[Part of a data file]
+ + + +
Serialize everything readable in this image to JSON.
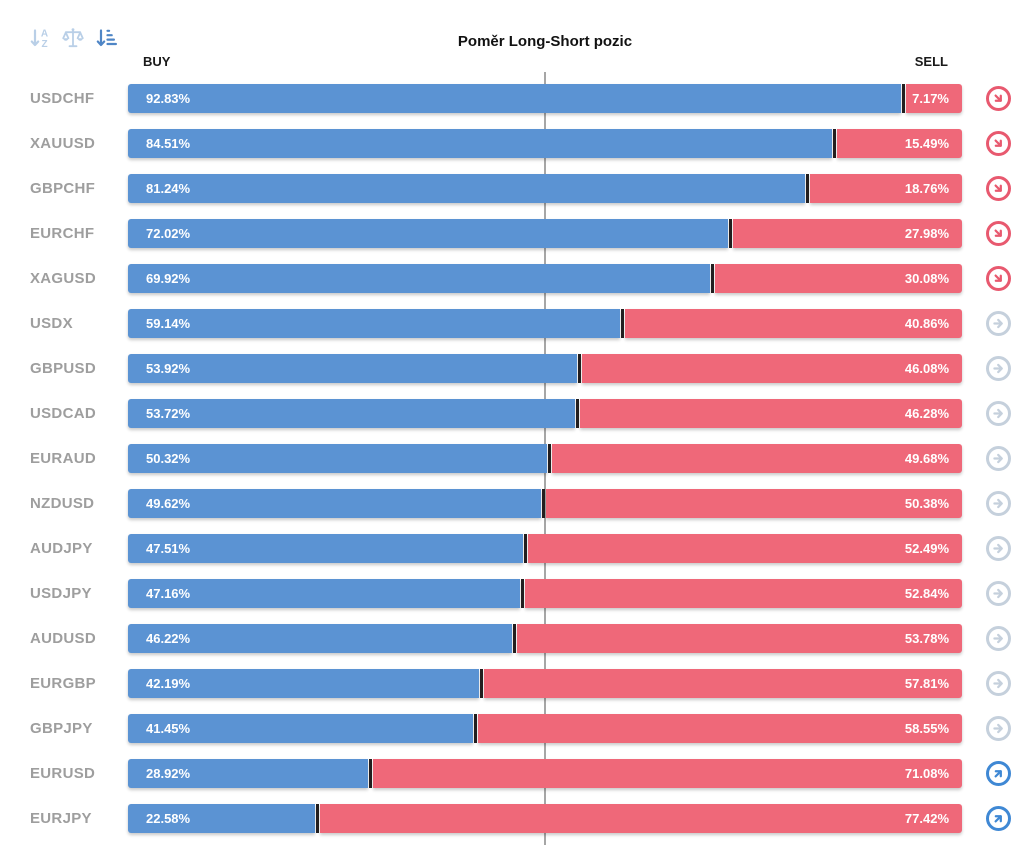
{
  "title": "Poměr Long-Short pozic",
  "columns": {
    "buy": "BUY",
    "sell": "SELL"
  },
  "toolbar": {
    "icons": [
      {
        "name": "sort-alpha-down-icon",
        "active": false
      },
      {
        "name": "balance-scale-icon",
        "active": false
      },
      {
        "name": "sort-amount-down-icon",
        "active": true
      }
    ]
  },
  "icons": {
    "down": "arrow-down-right-circle-icon",
    "flat": "arrow-right-circle-icon",
    "up": "arrow-up-right-circle-icon"
  },
  "colors": {
    "buy": "#5b93d3",
    "sell": "#ef6879",
    "divider": "#231f20",
    "center_line": "#a6a6a6",
    "pair_label": "#9e9e9e",
    "signal_down": "#e8596f",
    "signal_flat": "#c5d0dc",
    "signal_up": "#3f88d4",
    "toolbar_icon": "#b9cfe7",
    "toolbar_icon_active": "#4f86c6"
  },
  "chart_data": {
    "type": "bar",
    "orientation": "horizontal-diverging-stacked",
    "title": "Poměr Long-Short pozic",
    "categories": [
      "USDCHF",
      "XAUUSD",
      "GBPCHF",
      "EURCHF",
      "XAGUSD",
      "USDX",
      "GBPUSD",
      "USDCAD",
      "EURAUD",
      "NZDUSD",
      "AUDJPY",
      "USDJPY",
      "AUDUSD",
      "EURGBP",
      "GBPJPY",
      "EURUSD",
      "EURJPY"
    ],
    "series": [
      {
        "name": "BUY",
        "values": [
          92.83,
          84.51,
          81.24,
          72.02,
          69.92,
          59.14,
          53.92,
          53.72,
          50.32,
          49.62,
          47.51,
          47.16,
          46.22,
          42.19,
          41.45,
          28.92,
          22.58
        ]
      },
      {
        "name": "SELL",
        "values": [
          7.17,
          15.49,
          18.76,
          27.98,
          30.08,
          40.86,
          46.08,
          46.28,
          49.68,
          50.38,
          52.49,
          52.84,
          53.78,
          57.81,
          58.55,
          71.08,
          77.42
        ]
      }
    ],
    "signals": [
      "down",
      "down",
      "down",
      "down",
      "down",
      "flat",
      "flat",
      "flat",
      "flat",
      "flat",
      "flat",
      "flat",
      "flat",
      "flat",
      "flat",
      "up",
      "up"
    ],
    "value_suffix": "%",
    "xlim": [
      0,
      100
    ],
    "center_line_pct": 50,
    "grid": false,
    "legend_position": "top-as-column-headers"
  }
}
+ + + +
▶ **WHAT YOU ARE ASKED TO DO**
Skip the pictures and print each record exactly as it stands.

▶ **SOLUTION BELOW**
Serialize everything readable in this image to JSON.
{
  "title": "Poměr Long-Short pozic",
  "columns": {
    "buy": "BUY",
    "sell": "SELL"
  },
  "toolbar": {
    "icons": [
      {
        "name": "sort-alpha-down-icon",
        "active": false
      },
      {
        "name": "balance-scale-icon",
        "active": false
      },
      {
        "name": "sort-amount-down-icon",
        "active": true
      }
    ]
  },
  "icons": {
    "down": "arrow-down-right-circle-icon",
    "flat": "arrow-right-circle-icon",
    "up": "arrow-up-right-circle-icon"
  },
  "colors": {
    "buy": "#5b93d3",
    "sell": "#ef6879",
    "divider": "#231f20",
    "center_line": "#a6a6a6",
    "pair_label": "#9e9e9e",
    "signal_down": "#e8596f",
    "signal_flat": "#c5d0dc",
    "signal_up": "#3f88d4",
    "toolbar_icon": "#b9cfe7",
    "toolbar_icon_active": "#4f86c6"
  },
  "chart_data": {
    "type": "bar",
    "orientation": "horizontal-diverging-stacked",
    "title": "Poměr Long-Short pozic",
    "categories": [
      "USDCHF",
      "XAUUSD",
      "GBPCHF",
      "EURCHF",
      "XAGUSD",
      "USDX",
      "GBPUSD",
      "USDCAD",
      "EURAUD",
      "NZDUSD",
      "AUDJPY",
      "USDJPY",
      "AUDUSD",
      "EURGBP",
      "GBPJPY",
      "EURUSD",
      "EURJPY"
    ],
    "series": [
      {
        "name": "BUY",
        "values": [
          92.83,
          84.51,
          81.24,
          72.02,
          69.92,
          59.14,
          53.92,
          53.72,
          50.32,
          49.62,
          47.51,
          47.16,
          46.22,
          42.19,
          41.45,
          28.92,
          22.58
        ]
      },
      {
        "name": "SELL",
        "values": [
          7.17,
          15.49,
          18.76,
          27.98,
          30.08,
          40.86,
          46.08,
          46.28,
          49.68,
          50.38,
          52.49,
          52.84,
          53.78,
          57.81,
          58.55,
          71.08,
          77.42
        ]
      }
    ],
    "signals": [
      "down",
      "down",
      "down",
      "down",
      "down",
      "flat",
      "flat",
      "flat",
      "flat",
      "flat",
      "flat",
      "flat",
      "flat",
      "flat",
      "flat",
      "up",
      "up"
    ],
    "value_suffix": "%",
    "xlim": [
      0,
      100
    ],
    "center_line_pct": 50,
    "grid": false,
    "legend_position": "top-as-column-headers"
  }
}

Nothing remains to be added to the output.